# START OF Extracted information
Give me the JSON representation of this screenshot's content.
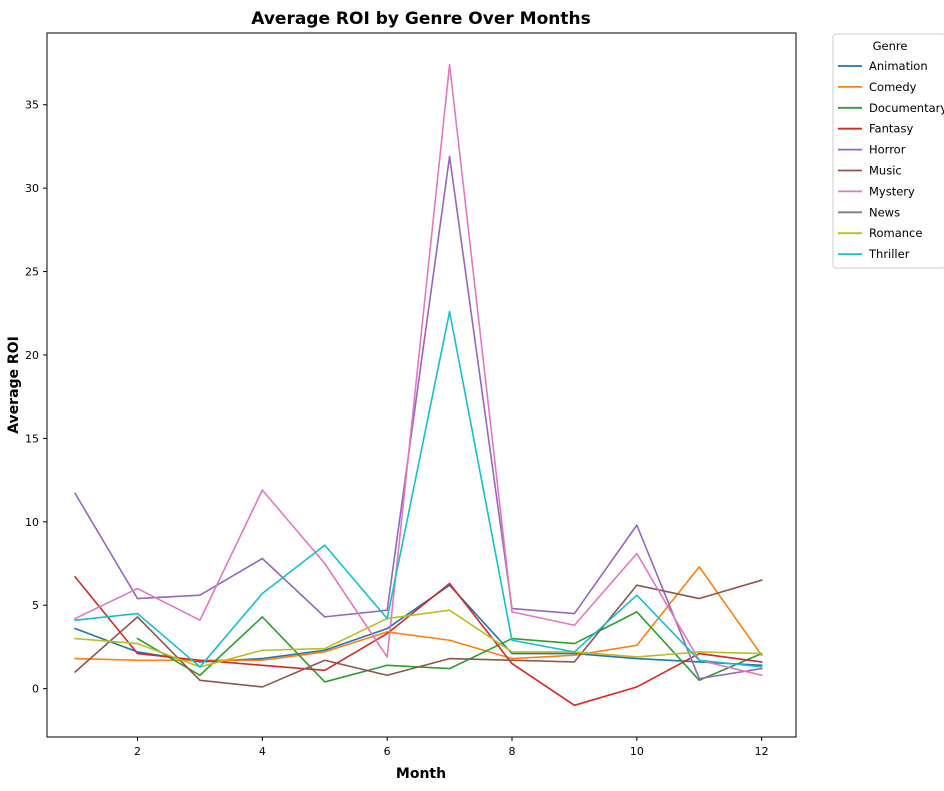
{
  "chart_data": {
    "type": "line",
    "title": "Average ROI by Genre Over Months",
    "xlabel": "Month",
    "ylabel": "Average ROI",
    "x": [
      1,
      2,
      3,
      4,
      5,
      6,
      7,
      8,
      9,
      10,
      11,
      12
    ],
    "xlim": [
      0.55,
      12.55
    ],
    "ylim": [
      -2.9,
      39.3
    ],
    "xticks": [
      2,
      4,
      6,
      8,
      10,
      12
    ],
    "yticks": [
      0,
      5,
      10,
      15,
      20,
      25,
      30,
      35
    ],
    "grid": false,
    "legend": {
      "title": "Genre",
      "placement": "outside-top-right"
    },
    "series": [
      {
        "name": "Animation",
        "color": "#1f77b4",
        "values": [
          3.6,
          2.2,
          1.6,
          1.8,
          2.3,
          3.6,
          6.2,
          2.1,
          2.1,
          1.8,
          1.6,
          1.4
        ]
      },
      {
        "name": "Comedy",
        "color": "#ff7f0e",
        "values": [
          1.8,
          1.7,
          1.7,
          1.7,
          2.2,
          3.4,
          2.9,
          1.8,
          2.0,
          2.6,
          7.3,
          2.0
        ]
      },
      {
        "name": "Documentary",
        "color": "#2ca02c",
        "values": [
          null,
          3.0,
          0.8,
          4.3,
          0.4,
          1.4,
          1.2,
          3.0,
          2.7,
          4.6,
          0.5,
          2.1
        ]
      },
      {
        "name": "Fantasy",
        "color": "#d62728",
        "values": [
          6.7,
          2.1,
          1.7,
          1.4,
          1.1,
          3.3,
          6.3,
          1.5,
          -1.0,
          0.1,
          2.1,
          1.6
        ]
      },
      {
        "name": "Horror",
        "color": "#9467bd",
        "values": [
          11.7,
          5.4,
          5.6,
          7.8,
          4.3,
          4.7,
          31.9,
          4.8,
          4.5,
          9.8,
          0.6,
          1.2
        ]
      },
      {
        "name": "Music",
        "color": "#8c564b",
        "values": [
          1.0,
          4.3,
          0.5,
          0.1,
          1.7,
          0.8,
          1.8,
          1.7,
          1.6,
          6.2,
          5.4,
          6.5
        ]
      },
      {
        "name": "Mystery",
        "color": "#e377c2",
        "values": [
          4.2,
          6.0,
          4.1,
          11.9,
          7.5,
          1.9,
          37.4,
          4.6,
          3.8,
          8.1,
          1.7,
          0.8
        ]
      },
      {
        "name": "News",
        "color": "#7f7f7f",
        "values": [
          null,
          null,
          null,
          null,
          null,
          null,
          null,
          2.1,
          null,
          null,
          null,
          1.4
        ]
      },
      {
        "name": "Romance",
        "color": "#bcbd22",
        "values": [
          3.0,
          2.7,
          1.3,
          2.3,
          2.4,
          4.2,
          4.7,
          2.2,
          2.2,
          1.9,
          2.2,
          2.1
        ]
      },
      {
        "name": "Thriller",
        "color": "#17becf",
        "values": [
          4.1,
          4.5,
          1.3,
          5.7,
          8.6,
          4.2,
          22.6,
          2.9,
          2.2,
          5.6,
          1.7,
          1.3
        ]
      }
    ]
  }
}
# END OF Extracted information
_What needs to be done_. Copy every line of the listing containing the string "color".

_In response_.
        "color": "#1f77b4",
        "color": "#ff7f0e",
        "color": "#2ca02c",
        "color": "#d62728",
        "color": "#9467bd",
        "color": "#8c564b",
        "color": "#e377c2",
        "color": "#7f7f7f",
        "color": "#bcbd22",
        "color": "#17becf",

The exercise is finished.